— BEGIN —
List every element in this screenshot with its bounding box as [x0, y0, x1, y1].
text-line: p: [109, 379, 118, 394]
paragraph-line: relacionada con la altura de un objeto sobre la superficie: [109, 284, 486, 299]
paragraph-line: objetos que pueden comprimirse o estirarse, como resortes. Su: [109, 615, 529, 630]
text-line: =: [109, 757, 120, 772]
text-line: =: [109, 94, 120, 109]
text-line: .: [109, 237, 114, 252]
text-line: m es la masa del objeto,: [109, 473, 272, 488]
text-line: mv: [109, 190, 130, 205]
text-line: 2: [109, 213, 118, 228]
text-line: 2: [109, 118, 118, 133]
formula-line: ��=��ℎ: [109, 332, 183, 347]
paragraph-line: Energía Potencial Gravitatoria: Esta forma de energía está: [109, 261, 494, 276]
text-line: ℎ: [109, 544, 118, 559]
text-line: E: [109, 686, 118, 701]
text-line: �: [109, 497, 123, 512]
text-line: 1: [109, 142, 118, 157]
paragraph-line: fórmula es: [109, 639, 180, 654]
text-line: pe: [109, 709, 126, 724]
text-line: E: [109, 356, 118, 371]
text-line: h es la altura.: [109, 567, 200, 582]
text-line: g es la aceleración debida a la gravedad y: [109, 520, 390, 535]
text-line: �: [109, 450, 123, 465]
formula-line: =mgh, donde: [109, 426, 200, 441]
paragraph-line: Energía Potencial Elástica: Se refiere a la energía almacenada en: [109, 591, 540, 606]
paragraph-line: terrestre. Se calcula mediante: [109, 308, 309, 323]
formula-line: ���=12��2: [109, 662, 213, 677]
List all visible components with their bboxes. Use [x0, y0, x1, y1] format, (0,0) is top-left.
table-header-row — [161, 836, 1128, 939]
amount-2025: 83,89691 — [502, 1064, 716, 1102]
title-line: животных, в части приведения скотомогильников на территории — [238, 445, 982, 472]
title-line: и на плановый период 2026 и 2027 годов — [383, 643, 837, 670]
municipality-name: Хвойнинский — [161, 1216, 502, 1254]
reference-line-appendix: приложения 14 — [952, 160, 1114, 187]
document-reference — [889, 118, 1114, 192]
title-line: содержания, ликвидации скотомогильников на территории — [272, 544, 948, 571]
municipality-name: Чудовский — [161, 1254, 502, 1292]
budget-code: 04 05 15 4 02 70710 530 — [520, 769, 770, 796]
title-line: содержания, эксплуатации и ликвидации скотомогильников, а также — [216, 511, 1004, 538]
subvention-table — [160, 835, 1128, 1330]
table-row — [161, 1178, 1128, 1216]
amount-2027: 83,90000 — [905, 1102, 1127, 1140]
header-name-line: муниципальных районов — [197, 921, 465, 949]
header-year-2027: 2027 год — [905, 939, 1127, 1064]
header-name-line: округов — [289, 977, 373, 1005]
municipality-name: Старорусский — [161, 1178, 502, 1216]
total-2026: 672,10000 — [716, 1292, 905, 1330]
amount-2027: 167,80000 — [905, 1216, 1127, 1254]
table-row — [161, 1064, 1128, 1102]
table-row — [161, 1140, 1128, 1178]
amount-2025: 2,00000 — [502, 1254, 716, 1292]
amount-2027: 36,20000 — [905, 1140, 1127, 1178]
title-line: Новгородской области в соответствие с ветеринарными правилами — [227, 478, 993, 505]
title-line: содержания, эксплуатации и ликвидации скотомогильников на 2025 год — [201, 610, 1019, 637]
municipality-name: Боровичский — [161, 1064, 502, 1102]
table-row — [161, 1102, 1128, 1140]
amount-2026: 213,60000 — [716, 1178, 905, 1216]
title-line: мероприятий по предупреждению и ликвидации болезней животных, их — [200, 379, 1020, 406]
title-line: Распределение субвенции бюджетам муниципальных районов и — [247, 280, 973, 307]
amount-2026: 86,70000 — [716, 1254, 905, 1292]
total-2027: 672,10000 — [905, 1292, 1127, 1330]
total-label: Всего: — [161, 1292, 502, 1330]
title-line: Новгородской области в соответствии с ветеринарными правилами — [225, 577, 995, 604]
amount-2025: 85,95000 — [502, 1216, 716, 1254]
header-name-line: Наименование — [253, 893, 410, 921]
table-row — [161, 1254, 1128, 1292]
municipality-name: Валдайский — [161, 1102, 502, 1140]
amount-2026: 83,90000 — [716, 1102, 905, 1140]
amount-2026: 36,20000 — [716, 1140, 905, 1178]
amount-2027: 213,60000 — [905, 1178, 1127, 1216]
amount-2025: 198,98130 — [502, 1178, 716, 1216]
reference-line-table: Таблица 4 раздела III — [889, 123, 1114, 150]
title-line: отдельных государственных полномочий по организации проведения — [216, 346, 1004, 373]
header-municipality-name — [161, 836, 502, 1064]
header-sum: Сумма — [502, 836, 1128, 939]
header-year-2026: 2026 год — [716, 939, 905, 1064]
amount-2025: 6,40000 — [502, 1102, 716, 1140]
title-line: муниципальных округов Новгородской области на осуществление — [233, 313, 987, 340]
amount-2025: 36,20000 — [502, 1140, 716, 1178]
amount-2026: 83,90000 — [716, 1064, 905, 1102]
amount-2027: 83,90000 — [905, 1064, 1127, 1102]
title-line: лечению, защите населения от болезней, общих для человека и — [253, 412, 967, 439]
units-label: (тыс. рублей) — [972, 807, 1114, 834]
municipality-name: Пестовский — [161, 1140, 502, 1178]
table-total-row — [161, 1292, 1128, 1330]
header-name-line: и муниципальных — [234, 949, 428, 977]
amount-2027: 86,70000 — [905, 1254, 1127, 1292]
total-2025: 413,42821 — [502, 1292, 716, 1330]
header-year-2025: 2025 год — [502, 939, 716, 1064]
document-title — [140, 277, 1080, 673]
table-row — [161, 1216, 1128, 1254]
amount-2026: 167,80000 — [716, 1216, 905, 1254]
— END —
* **Exercise directions**
Reproduce all of the data above line for line, with every character unchanged.

* **In response**
List every element in this screenshot with its bounding box as [x0, y0, x1, y1].
text-line: p: [109, 379, 118, 394]
paragraph-line: relacionada con la altura de un objeto sobre la superficie: [109, 284, 486, 299]
paragraph-line: objetos que pueden comprimirse o estirarse, como resortes. Su: [109, 615, 529, 630]
text-line: =: [109, 757, 120, 772]
text-line: =: [109, 94, 120, 109]
text-line: .: [109, 237, 114, 252]
text-line: m es la masa del objeto,: [109, 473, 272, 488]
text-line: mv: [109, 190, 130, 205]
text-line: 2: [109, 213, 118, 228]
text-line: 2: [109, 118, 118, 133]
formula-line: ��=��ℎ: [109, 332, 183, 347]
paragraph-line: Energía Potencial Gravitatoria: Esta forma de energía está: [109, 261, 494, 276]
text-line: ℎ: [109, 544, 118, 559]
text-line: E: [109, 686, 118, 701]
text-line: �: [109, 497, 123, 512]
text-line: 1: [109, 142, 118, 157]
paragraph-line: fórmula es: [109, 639, 180, 654]
text-line: pe: [109, 709, 126, 724]
text-line: E: [109, 356, 118, 371]
text-line: h es la altura.: [109, 567, 200, 582]
text-line: g es la aceleración debida a la gravedad y: [109, 520, 390, 535]
text-line: �: [109, 450, 123, 465]
formula-line: =mgh, donde: [109, 426, 200, 441]
paragraph-line: Energía Potencial Elástica: Se refiere a la energía almacenada en: [109, 591, 540, 606]
paragraph-line: terrestre. Se calcula mediante: [109, 308, 309, 323]
formula-line: ���=12��2: [109, 662, 213, 677]
List all visible components with their bboxes. Use [x0, y0, x1, y1] format, (0,0) is top-left.
table-header-row — [161, 836, 1128, 939]
amount-2025: 83,89691 — [502, 1064, 716, 1102]
title-line: животных, в части приведения скотомогильников на территории — [238, 445, 982, 472]
title-line: и на плановый период 2026 и 2027 годов — [383, 643, 837, 670]
municipality-name: Хвойнинский — [161, 1216, 502, 1254]
reference-line-appendix: приложения 14 — [952, 160, 1114, 187]
document-reference — [889, 118, 1114, 192]
title-line: содержания, ликвидации скотомогильников на территории — [272, 544, 948, 571]
municipality-name: Чудовский — [161, 1254, 502, 1292]
budget-code: 04 05 15 4 02 70710 530 — [520, 769, 770, 796]
title-line: содержания, эксплуатации и ликвидации скотомогильников, а также — [216, 511, 1004, 538]
subvention-table — [160, 835, 1128, 1330]
table-row — [161, 1178, 1128, 1216]
amount-2027: 83,90000 — [905, 1102, 1127, 1140]
header-name-line: муниципальных районов — [197, 921, 465, 949]
header-year-2027: 2027 год — [905, 939, 1127, 1064]
header-name-line: округов — [289, 977, 373, 1005]
municipality-name: Старорусский — [161, 1178, 502, 1216]
total-2026: 672,10000 — [716, 1292, 905, 1330]
amount-2027: 167,80000 — [905, 1216, 1127, 1254]
table-row — [161, 1064, 1128, 1102]
table-row — [161, 1140, 1128, 1178]
amount-2025: 2,00000 — [502, 1254, 716, 1292]
amount-2027: 36,20000 — [905, 1140, 1127, 1178]
title-line: Новгородской области в соответствие с ветеринарными правилами — [227, 478, 993, 505]
title-line: содержания, эксплуатации и ликвидации скотомогильников на 2025 год — [201, 610, 1019, 637]
municipality-name: Боровичский — [161, 1064, 502, 1102]
table-row — [161, 1102, 1128, 1140]
amount-2026: 213,60000 — [716, 1178, 905, 1216]
title-line: мероприятий по предупреждению и ликвидации болезней животных, их — [200, 379, 1020, 406]
title-line: Распределение субвенции бюджетам муниципальных районов и — [247, 280, 973, 307]
amount-2026: 86,70000 — [716, 1254, 905, 1292]
total-2027: 672,10000 — [905, 1292, 1127, 1330]
total-label: Всего: — [161, 1292, 502, 1330]
title-line: Новгородской области в соответствии с ветеринарными правилами — [225, 577, 995, 604]
amount-2025: 85,95000 — [502, 1216, 716, 1254]
header-name-line: Наименование — [253, 893, 410, 921]
table-row — [161, 1254, 1128, 1292]
municipality-name: Валдайский — [161, 1102, 502, 1140]
amount-2026: 83,90000 — [716, 1102, 905, 1140]
amount-2026: 36,20000 — [716, 1140, 905, 1178]
amount-2027: 213,60000 — [905, 1178, 1127, 1216]
amount-2025: 198,98130 — [502, 1178, 716, 1216]
reference-line-table: Таблица 4 раздела III — [889, 123, 1114, 150]
title-line: отдельных государственных полномочий по организации проведения — [216, 346, 1004, 373]
header-municipality-name — [161, 836, 502, 1064]
header-sum: Сумма — [502, 836, 1128, 939]
header-year-2026: 2026 год — [716, 939, 905, 1064]
amount-2025: 6,40000 — [502, 1102, 716, 1140]
title-line: муниципальных округов Новгородской области на осуществление — [233, 313, 987, 340]
amount-2025: 36,20000 — [502, 1140, 716, 1178]
amount-2026: 83,90000 — [716, 1064, 905, 1102]
amount-2027: 83,90000 — [905, 1064, 1127, 1102]
title-line: лечению, защите населения от болезней, общих для человека и — [253, 412, 967, 439]
units-label: (тыс. рублей) — [972, 807, 1114, 834]
municipality-name: Пестовский — [161, 1140, 502, 1178]
table-total-row — [161, 1292, 1128, 1330]
header-name-line: и муниципальных — [234, 949, 428, 977]
amount-2027: 86,70000 — [905, 1254, 1127, 1292]
total-2025: 413,42821 — [502, 1292, 716, 1330]
header-year-2025: 2025 год — [502, 939, 716, 1064]
document-title — [140, 277, 1080, 673]
table-row — [161, 1216, 1128, 1254]
amount-2026: 167,80000 — [716, 1216, 905, 1254]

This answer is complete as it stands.